### The exercise
Copy all the data exactly, except the pictures.

## begin

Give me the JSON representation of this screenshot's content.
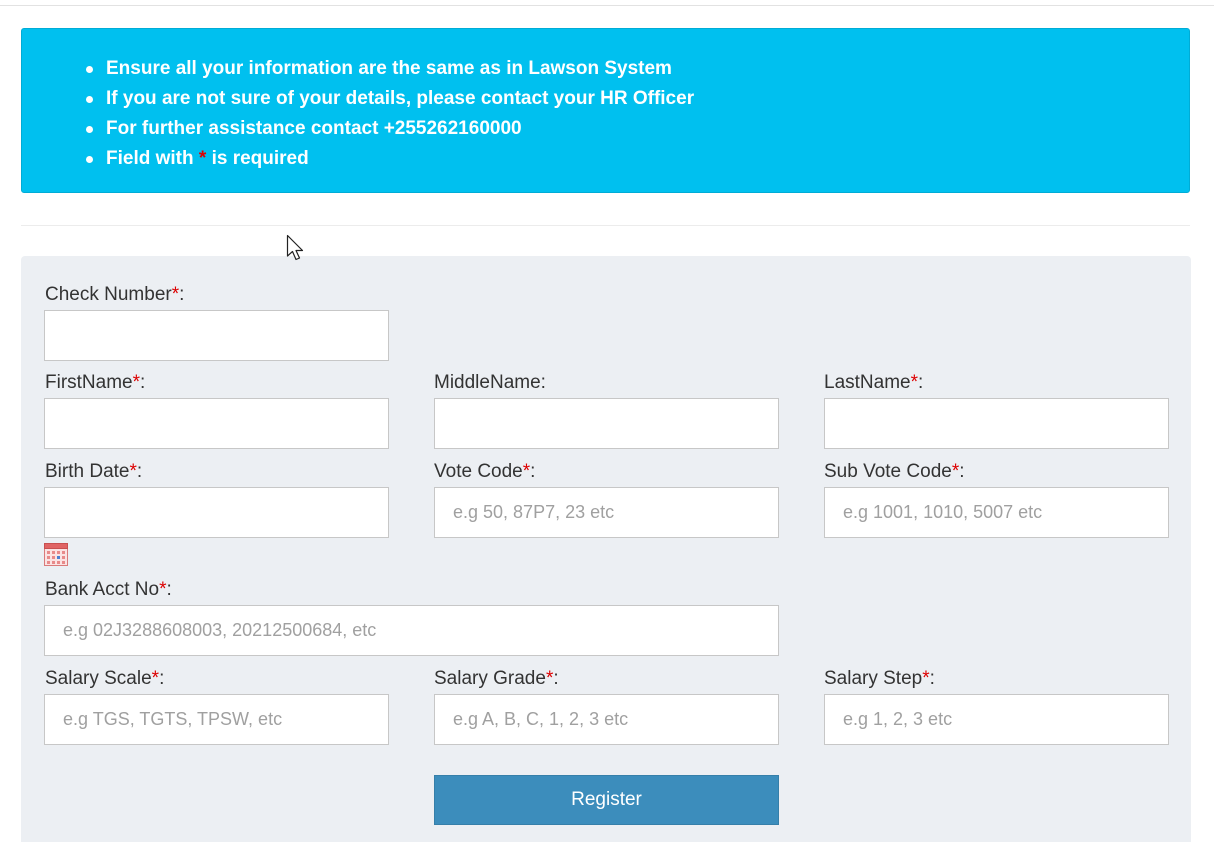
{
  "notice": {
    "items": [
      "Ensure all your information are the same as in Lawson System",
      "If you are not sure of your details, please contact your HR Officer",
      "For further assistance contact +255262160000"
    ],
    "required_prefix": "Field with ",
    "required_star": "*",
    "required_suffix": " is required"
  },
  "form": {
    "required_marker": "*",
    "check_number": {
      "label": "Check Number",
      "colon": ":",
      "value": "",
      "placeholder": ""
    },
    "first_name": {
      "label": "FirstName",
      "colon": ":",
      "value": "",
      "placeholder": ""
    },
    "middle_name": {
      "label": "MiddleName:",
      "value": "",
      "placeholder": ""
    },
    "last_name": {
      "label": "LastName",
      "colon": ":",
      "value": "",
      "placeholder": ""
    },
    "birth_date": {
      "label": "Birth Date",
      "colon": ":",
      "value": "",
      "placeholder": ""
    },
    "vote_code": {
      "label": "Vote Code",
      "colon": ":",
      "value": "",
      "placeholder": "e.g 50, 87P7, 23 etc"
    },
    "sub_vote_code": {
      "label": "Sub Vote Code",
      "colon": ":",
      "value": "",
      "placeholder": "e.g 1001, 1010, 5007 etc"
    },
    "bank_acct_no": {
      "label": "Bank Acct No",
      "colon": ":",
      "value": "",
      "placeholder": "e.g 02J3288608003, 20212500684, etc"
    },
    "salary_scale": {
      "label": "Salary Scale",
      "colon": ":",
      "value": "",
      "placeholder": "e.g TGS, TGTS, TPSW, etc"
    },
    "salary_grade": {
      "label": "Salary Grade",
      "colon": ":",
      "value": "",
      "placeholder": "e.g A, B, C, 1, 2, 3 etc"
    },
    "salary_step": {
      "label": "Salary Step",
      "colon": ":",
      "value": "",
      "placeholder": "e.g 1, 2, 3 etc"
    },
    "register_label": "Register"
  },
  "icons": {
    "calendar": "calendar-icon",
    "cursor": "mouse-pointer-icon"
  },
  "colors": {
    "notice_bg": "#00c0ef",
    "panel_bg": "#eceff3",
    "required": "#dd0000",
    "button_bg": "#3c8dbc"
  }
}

## end

### Task solution
Give me the JSON representation of this screenshot's content.
{
  "notice": {
    "items": [
      "Ensure all your information are the same as in Lawson System",
      "If you are not sure of your details, please contact your HR Officer",
      "For further assistance contact +255262160000"
    ],
    "required_prefix": "Field with ",
    "required_star": "*",
    "required_suffix": " is required"
  },
  "form": {
    "required_marker": "*",
    "check_number": {
      "label": "Check Number",
      "colon": ":",
      "value": "",
      "placeholder": ""
    },
    "first_name": {
      "label": "FirstName",
      "colon": ":",
      "value": "",
      "placeholder": ""
    },
    "middle_name": {
      "label": "MiddleName:",
      "value": "",
      "placeholder": ""
    },
    "last_name": {
      "label": "LastName",
      "colon": ":",
      "value": "",
      "placeholder": ""
    },
    "birth_date": {
      "label": "Birth Date",
      "colon": ":",
      "value": "",
      "placeholder": ""
    },
    "vote_code": {
      "label": "Vote Code",
      "colon": ":",
      "value": "",
      "placeholder": "e.g 50, 87P7, 23 etc"
    },
    "sub_vote_code": {
      "label": "Sub Vote Code",
      "colon": ":",
      "value": "",
      "placeholder": "e.g 1001, 1010, 5007 etc"
    },
    "bank_acct_no": {
      "label": "Bank Acct No",
      "colon": ":",
      "value": "",
      "placeholder": "e.g 02J3288608003, 20212500684, etc"
    },
    "salary_scale": {
      "label": "Salary Scale",
      "colon": ":",
      "value": "",
      "placeholder": "e.g TGS, TGTS, TPSW, etc"
    },
    "salary_grade": {
      "label": "Salary Grade",
      "colon": ":",
      "value": "",
      "placeholder": "e.g A, B, C, 1, 2, 3 etc"
    },
    "salary_step": {
      "label": "Salary Step",
      "colon": ":",
      "value": "",
      "placeholder": "e.g 1, 2, 3 etc"
    },
    "register_label": "Register"
  },
  "icons": {
    "calendar": "calendar-icon",
    "cursor": "mouse-pointer-icon"
  },
  "colors": {
    "notice_bg": "#00c0ef",
    "panel_bg": "#eceff3",
    "required": "#dd0000",
    "button_bg": "#3c8dbc"
  }
}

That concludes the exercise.